▶ **Description of the task**: Look below and pull out each line with the word "east".

____ The data

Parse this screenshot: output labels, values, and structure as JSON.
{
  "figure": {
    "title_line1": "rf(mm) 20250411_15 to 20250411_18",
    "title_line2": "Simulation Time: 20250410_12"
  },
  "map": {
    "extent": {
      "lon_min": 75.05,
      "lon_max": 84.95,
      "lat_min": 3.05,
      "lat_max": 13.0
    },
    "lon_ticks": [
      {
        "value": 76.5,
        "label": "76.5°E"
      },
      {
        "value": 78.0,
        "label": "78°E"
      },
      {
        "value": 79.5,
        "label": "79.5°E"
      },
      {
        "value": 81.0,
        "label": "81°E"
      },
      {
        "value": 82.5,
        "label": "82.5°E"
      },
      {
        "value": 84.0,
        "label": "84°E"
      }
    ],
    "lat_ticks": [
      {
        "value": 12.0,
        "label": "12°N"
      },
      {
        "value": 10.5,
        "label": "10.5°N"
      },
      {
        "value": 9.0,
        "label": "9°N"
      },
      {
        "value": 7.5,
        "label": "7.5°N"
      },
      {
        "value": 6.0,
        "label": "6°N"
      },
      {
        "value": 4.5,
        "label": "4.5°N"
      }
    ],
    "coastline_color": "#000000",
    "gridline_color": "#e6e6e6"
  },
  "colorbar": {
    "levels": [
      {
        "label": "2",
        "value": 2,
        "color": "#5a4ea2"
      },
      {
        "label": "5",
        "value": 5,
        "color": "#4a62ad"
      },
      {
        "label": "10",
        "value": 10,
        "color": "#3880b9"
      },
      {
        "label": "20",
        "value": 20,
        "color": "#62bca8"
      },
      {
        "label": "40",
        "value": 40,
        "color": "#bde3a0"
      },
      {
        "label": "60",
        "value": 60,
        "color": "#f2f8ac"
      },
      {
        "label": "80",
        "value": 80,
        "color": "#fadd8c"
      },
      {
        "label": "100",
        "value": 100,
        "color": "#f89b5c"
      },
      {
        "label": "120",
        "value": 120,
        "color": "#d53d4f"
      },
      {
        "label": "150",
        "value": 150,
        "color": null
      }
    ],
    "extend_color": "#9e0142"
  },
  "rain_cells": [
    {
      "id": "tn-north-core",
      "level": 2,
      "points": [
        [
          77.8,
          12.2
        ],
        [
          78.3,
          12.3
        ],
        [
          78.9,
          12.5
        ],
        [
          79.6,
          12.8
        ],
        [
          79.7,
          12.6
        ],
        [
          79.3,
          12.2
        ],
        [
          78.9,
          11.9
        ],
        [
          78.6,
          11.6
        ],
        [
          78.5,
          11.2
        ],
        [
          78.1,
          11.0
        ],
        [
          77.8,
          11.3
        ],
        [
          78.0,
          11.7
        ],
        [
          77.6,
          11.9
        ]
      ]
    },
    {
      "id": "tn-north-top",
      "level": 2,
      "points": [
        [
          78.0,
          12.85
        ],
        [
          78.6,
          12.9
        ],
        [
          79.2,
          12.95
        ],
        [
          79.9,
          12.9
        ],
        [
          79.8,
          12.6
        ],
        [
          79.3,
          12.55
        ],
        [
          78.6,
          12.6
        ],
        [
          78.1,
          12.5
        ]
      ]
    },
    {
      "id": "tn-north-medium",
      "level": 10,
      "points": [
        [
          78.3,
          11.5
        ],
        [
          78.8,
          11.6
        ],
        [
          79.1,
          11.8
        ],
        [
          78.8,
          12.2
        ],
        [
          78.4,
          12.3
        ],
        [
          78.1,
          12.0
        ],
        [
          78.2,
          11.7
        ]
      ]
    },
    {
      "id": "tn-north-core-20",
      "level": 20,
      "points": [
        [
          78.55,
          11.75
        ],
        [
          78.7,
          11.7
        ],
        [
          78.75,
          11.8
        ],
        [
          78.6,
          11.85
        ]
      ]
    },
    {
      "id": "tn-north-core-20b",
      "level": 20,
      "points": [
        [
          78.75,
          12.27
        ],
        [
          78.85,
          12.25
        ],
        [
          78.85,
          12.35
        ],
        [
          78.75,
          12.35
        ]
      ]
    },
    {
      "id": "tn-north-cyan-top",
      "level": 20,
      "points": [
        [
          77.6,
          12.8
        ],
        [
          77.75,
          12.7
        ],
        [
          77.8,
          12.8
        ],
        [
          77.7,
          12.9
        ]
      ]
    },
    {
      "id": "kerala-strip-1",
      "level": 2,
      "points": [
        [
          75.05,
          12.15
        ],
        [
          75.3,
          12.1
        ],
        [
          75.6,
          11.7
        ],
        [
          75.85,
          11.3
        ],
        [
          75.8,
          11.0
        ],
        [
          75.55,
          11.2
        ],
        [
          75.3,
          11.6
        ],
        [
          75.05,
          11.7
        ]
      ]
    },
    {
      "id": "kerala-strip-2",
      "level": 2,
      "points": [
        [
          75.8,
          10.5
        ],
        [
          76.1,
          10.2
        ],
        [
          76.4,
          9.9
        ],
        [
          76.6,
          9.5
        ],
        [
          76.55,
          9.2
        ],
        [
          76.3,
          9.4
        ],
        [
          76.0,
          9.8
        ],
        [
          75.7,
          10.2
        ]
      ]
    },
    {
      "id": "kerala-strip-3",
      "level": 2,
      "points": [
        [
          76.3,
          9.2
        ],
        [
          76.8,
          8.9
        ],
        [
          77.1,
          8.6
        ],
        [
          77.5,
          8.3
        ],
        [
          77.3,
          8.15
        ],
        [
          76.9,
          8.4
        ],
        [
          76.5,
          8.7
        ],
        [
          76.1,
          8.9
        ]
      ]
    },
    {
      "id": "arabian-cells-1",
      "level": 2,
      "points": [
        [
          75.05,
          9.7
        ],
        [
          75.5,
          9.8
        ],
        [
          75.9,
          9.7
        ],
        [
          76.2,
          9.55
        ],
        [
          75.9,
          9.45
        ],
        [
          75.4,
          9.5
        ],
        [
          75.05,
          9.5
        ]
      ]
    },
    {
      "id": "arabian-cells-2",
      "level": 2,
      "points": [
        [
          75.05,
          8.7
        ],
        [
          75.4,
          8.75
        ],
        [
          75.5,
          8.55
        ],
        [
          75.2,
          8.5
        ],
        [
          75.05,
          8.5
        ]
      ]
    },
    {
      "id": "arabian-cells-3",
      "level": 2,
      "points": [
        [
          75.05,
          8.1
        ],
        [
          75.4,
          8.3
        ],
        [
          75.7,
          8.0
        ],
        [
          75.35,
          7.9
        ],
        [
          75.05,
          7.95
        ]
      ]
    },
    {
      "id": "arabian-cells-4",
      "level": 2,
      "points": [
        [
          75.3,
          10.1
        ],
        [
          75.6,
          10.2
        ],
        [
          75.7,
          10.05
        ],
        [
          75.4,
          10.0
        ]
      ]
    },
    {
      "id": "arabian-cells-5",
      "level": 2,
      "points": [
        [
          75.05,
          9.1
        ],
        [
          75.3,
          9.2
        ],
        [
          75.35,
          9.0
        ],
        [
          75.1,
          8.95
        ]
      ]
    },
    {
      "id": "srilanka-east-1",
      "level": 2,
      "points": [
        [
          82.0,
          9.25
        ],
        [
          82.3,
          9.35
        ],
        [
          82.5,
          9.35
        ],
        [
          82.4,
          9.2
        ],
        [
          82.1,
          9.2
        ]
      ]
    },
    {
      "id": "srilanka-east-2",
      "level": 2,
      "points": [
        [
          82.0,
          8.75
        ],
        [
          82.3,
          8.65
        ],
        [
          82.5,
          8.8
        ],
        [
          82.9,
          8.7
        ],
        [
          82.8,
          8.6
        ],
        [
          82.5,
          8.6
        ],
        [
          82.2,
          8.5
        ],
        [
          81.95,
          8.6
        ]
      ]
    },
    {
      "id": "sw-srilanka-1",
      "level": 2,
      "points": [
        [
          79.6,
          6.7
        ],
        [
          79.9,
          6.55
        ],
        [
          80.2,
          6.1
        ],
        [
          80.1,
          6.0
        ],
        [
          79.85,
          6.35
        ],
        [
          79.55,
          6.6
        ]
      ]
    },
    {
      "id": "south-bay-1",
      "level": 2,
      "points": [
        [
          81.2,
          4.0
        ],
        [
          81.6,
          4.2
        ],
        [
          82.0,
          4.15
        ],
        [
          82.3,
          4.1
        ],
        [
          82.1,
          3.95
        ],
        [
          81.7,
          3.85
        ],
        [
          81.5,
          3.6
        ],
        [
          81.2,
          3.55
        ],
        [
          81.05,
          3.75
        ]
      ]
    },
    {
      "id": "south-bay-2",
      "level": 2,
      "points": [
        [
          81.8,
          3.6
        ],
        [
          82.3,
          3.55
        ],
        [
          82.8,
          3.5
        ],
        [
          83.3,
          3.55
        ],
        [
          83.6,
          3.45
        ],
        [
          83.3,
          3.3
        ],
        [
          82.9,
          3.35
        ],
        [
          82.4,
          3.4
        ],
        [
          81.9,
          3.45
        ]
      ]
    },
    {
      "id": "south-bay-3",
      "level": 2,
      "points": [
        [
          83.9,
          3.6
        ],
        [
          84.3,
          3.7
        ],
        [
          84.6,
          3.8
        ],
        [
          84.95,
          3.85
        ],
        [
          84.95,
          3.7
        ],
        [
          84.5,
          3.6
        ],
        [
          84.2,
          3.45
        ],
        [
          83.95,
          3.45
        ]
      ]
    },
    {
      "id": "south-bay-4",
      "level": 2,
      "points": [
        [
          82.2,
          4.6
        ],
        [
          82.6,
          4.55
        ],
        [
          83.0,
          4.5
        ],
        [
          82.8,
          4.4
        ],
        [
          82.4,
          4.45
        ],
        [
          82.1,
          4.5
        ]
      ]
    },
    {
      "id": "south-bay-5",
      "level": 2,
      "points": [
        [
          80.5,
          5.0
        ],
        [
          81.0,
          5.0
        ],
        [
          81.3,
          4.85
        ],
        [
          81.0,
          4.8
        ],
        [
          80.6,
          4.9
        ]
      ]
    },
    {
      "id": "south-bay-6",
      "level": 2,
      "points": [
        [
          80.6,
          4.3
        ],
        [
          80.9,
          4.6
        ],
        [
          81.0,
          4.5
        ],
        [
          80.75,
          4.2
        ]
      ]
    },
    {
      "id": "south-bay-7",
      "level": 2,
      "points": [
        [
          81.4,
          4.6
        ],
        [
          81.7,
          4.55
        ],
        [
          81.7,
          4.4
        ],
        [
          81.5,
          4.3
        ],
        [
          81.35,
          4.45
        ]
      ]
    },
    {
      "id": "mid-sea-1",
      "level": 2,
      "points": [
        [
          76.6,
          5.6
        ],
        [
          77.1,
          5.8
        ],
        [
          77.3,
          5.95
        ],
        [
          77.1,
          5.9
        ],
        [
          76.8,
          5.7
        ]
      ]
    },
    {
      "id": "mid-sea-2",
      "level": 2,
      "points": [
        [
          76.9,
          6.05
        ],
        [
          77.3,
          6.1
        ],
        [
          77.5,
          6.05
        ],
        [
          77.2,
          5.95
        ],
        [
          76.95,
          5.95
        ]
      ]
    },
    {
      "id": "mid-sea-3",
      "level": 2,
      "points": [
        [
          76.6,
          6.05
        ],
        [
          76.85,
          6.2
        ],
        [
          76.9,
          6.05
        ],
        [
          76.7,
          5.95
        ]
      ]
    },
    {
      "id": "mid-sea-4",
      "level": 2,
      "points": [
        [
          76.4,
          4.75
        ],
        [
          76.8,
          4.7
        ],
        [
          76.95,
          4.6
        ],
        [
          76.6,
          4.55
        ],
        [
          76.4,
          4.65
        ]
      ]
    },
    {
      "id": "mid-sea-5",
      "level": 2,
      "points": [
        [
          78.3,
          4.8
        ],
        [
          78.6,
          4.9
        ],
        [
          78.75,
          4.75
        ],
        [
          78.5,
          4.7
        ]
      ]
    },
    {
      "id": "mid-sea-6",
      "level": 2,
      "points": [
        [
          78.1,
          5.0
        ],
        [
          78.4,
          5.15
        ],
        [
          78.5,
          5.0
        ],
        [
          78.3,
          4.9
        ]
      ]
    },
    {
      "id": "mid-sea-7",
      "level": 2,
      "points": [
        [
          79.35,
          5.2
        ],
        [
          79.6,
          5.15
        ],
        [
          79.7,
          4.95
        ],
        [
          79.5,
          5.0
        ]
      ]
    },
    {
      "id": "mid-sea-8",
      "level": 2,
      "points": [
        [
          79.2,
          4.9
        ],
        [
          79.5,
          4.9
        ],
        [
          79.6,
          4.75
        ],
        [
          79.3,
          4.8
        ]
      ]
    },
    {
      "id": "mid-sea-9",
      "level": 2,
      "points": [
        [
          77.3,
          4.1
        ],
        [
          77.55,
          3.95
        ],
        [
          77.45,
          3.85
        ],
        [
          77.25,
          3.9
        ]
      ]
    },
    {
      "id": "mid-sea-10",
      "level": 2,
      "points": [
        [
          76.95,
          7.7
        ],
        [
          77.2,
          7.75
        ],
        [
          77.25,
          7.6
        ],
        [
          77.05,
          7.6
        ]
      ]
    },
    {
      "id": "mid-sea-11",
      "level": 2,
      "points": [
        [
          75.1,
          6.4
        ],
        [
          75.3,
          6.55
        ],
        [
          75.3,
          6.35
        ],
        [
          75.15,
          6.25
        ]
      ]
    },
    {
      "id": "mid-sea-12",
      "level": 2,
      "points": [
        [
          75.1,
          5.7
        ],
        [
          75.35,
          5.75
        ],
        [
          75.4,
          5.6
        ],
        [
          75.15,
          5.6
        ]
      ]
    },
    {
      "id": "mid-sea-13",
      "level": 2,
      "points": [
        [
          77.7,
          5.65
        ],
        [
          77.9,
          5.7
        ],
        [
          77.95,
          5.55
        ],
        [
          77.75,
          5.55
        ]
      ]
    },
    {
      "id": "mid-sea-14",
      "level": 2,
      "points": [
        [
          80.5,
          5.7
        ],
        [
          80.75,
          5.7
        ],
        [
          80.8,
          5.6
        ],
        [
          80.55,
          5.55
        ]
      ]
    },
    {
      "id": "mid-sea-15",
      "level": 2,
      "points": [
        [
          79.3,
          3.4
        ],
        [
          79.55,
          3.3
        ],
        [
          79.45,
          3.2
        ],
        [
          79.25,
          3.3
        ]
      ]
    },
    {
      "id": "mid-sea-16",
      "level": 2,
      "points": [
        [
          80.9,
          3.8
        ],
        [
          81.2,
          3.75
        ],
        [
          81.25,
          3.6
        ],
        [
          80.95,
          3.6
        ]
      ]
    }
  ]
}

________

▶ **Task answer**:
      "id": "srilanka-east-1",
      "id": "srilanka-east-2",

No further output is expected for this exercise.